| Things to do |
• A. According to the article on Trump's intelligence briefings, how often has Mike Pence been receiving his own PDB?
• B. Reproduce the passage of the article on Trump's intelligence briefings starting at "Trump has asked" and ending at "the matter said.", word for word.

──────── Source document

WASHINGTON (Reuters) - President-elect Donald Trump is receiving an average of one presidential intelligence briefing a week, according to U.S. officials familiar with the matter, far fewer than most of his recent predecessors.

Although they are not required to, presidents-elect have in the past generally welcomed the opportunity to receive the President's Daily Brief (PDB), the most highly classified and closely held document in the government, on a regular basis.

It was not immediately clear why Trump has decided not to receive the intelligence briefings available to President Barack Obama more frequently, or whether that has made any difference in his presidential preparations.

An official on the transition team said on Thursday that Trump has been receiving national security briefings, including "routine" PDBs and other special briefings, but declined to specify their content or frequency, saying these matters were classified.

Trump has asked for at least one briefing, and possibly more, from intelligence agencies on specific subjects, one of the officials said. The source declined to identify what subjects interested the president-elect, but said that so far they have not included Russia or Iran.

 

Indiana Governor Mike Pence, Trump's vice president-elect, has been receiving his own PDB at least six days a week, the sources familiar with the matter said.

────────────────
──────── Listing

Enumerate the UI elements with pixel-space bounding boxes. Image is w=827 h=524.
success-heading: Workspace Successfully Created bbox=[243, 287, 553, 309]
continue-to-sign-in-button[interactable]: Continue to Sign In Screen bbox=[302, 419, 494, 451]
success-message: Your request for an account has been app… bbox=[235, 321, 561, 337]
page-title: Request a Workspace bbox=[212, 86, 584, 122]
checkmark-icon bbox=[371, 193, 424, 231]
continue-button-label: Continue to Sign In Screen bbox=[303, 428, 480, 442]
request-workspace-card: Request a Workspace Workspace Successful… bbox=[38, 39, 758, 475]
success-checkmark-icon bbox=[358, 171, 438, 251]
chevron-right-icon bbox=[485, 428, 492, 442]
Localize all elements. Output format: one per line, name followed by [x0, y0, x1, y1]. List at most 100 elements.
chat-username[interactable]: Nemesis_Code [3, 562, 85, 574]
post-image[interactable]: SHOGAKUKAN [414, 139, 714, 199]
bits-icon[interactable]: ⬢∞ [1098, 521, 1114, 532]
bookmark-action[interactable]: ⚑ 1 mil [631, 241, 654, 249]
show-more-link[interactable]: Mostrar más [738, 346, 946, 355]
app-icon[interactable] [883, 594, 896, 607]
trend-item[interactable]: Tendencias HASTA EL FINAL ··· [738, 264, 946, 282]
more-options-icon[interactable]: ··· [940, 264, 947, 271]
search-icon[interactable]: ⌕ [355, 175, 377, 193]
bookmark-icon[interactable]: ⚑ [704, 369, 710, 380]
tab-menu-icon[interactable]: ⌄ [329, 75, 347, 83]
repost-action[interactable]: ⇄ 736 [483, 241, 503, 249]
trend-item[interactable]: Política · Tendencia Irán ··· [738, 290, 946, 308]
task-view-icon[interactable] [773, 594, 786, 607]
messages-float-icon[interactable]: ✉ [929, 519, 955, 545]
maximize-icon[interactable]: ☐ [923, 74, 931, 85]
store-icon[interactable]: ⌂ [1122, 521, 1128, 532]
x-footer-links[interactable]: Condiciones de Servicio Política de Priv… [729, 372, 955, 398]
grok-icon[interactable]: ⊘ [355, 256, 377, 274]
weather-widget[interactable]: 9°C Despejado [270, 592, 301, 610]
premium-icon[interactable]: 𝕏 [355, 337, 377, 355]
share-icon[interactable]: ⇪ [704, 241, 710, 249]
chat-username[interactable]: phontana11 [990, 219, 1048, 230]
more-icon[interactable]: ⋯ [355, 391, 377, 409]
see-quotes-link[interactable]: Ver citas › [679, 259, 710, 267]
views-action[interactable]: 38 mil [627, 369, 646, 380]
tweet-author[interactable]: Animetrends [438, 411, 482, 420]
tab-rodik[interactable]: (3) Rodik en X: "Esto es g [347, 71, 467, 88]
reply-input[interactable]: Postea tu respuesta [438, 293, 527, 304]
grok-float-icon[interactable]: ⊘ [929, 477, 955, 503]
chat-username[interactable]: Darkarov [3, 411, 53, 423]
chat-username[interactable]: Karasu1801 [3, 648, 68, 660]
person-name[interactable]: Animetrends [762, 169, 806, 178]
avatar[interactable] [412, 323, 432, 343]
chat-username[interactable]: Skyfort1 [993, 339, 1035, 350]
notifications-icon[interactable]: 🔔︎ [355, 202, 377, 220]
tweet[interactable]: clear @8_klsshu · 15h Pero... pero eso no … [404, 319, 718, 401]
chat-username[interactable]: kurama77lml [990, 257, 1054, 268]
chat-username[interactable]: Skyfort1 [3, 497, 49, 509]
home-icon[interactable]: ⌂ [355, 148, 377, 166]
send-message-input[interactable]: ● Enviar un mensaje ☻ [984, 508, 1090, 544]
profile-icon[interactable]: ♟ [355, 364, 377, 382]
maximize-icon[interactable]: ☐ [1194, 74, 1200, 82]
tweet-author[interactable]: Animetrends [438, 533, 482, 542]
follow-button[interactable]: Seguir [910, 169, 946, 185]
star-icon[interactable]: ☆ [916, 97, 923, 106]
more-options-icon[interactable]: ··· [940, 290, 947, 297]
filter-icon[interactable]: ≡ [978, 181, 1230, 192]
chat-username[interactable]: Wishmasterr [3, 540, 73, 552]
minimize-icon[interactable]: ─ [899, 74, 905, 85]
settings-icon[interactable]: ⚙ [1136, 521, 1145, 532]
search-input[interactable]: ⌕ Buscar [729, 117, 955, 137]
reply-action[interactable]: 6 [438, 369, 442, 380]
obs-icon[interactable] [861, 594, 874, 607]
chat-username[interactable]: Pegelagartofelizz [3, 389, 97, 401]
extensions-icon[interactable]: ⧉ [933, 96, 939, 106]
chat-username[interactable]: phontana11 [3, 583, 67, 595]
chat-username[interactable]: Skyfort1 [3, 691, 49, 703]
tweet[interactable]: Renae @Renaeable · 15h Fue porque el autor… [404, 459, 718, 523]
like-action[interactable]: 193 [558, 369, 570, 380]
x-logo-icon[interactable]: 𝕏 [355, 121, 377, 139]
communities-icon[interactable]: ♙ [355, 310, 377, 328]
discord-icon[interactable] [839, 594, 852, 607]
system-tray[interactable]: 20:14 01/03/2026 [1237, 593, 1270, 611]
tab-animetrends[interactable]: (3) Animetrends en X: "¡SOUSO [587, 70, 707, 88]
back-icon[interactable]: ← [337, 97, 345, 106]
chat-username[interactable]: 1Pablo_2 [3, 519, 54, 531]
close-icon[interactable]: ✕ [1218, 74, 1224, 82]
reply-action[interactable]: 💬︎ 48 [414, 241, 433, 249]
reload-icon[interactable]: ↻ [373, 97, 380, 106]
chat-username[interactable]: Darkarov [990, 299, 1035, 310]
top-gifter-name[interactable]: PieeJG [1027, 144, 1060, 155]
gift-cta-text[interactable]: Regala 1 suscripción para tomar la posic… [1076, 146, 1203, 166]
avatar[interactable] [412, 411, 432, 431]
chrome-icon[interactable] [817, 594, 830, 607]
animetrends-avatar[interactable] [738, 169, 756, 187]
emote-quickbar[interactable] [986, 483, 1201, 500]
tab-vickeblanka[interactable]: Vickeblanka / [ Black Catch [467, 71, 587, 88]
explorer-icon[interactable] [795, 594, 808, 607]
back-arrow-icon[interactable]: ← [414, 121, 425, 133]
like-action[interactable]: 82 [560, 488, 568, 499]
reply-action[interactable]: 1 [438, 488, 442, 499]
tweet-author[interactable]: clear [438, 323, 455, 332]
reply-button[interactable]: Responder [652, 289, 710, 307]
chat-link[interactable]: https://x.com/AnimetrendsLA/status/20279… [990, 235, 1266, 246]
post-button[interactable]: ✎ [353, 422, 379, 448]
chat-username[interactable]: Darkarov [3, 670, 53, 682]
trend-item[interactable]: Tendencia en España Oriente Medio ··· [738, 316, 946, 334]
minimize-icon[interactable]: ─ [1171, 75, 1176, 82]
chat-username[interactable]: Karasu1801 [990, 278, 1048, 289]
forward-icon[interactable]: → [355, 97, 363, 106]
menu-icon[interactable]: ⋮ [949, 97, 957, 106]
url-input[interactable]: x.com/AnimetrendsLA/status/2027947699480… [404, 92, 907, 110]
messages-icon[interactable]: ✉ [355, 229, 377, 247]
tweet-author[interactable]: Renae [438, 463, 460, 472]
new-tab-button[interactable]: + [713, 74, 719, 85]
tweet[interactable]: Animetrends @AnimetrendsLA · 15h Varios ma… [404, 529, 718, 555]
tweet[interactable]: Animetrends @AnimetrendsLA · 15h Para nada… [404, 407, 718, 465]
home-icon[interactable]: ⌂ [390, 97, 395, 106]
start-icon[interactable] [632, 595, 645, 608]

────────────────

| List of solutions |
• A. At least six days a week.

• B.
Trump has asked for at least one briefing, and possibly more, from intelligence agencies on specific subjects, one of the officials said. The source declined to identify what subjects interested the president-elect, but said that so far they have not included Russia or Iran.

 

Indiana Governor Mike Pence, Trump's vice president-elect, has been receiving his own PDB at least six days a week, the sources familiar with the matter said.